• Stored data
================

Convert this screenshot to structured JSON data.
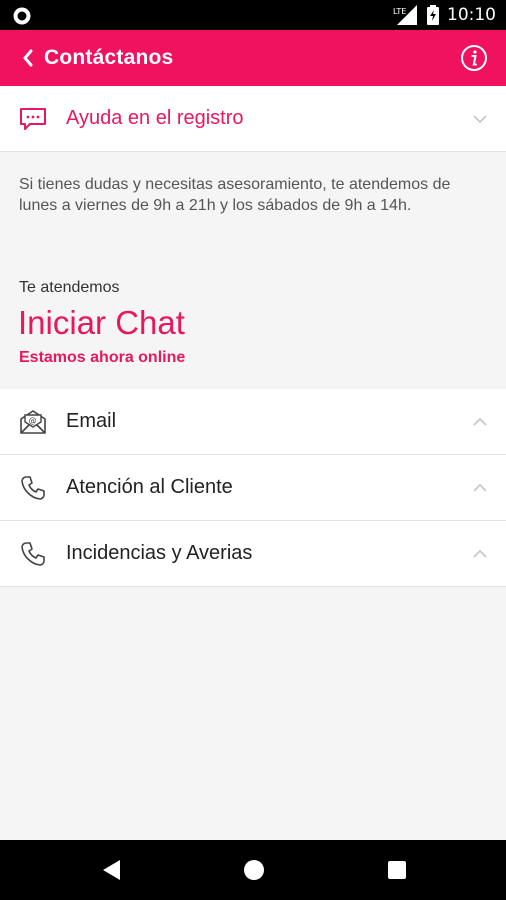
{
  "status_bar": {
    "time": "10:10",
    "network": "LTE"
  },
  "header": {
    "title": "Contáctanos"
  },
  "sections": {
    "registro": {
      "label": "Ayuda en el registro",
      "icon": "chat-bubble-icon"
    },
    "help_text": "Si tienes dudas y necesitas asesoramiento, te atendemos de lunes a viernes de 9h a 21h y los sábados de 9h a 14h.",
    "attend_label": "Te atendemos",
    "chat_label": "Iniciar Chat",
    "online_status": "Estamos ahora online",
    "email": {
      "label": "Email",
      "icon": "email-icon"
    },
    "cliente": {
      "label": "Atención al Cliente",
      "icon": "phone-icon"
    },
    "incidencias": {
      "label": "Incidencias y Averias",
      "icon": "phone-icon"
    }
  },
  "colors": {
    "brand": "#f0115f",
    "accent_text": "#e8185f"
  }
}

================

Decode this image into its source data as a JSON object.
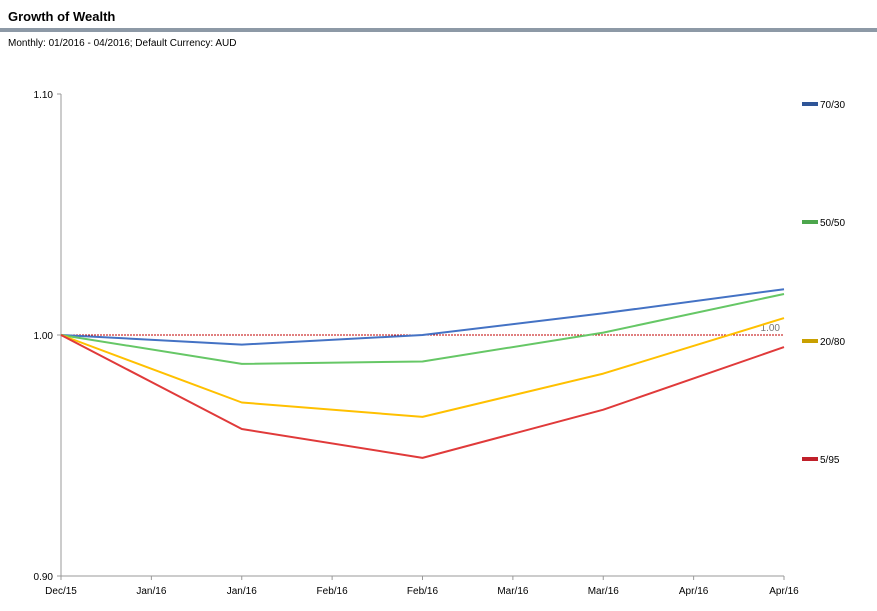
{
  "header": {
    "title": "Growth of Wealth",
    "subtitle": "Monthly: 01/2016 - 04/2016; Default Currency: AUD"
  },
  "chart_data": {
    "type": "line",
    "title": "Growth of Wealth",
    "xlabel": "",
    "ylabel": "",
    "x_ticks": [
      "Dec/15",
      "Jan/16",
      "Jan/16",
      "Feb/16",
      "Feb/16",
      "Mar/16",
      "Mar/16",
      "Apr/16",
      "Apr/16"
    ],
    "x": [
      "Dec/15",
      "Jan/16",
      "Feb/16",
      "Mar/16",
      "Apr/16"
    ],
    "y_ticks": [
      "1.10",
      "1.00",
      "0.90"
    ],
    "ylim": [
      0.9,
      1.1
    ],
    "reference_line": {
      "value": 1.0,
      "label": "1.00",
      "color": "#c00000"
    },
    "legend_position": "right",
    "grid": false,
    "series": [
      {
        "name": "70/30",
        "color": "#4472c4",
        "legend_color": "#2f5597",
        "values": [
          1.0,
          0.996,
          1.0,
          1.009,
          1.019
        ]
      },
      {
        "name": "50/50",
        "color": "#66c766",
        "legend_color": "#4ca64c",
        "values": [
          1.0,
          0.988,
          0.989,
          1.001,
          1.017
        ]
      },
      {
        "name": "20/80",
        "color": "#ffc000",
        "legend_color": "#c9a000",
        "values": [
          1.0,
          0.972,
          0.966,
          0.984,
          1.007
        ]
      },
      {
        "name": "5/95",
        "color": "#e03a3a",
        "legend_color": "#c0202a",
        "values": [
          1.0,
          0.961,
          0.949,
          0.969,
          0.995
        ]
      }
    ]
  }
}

================

• Set problem
Extract, from the listing above, every line where the string "icon" occurs.

• Task output
      "icon": "chat-bubble-icon"
      "icon": "email-icon"
      "icon": "phone-icon"
      "icon": "phone-icon"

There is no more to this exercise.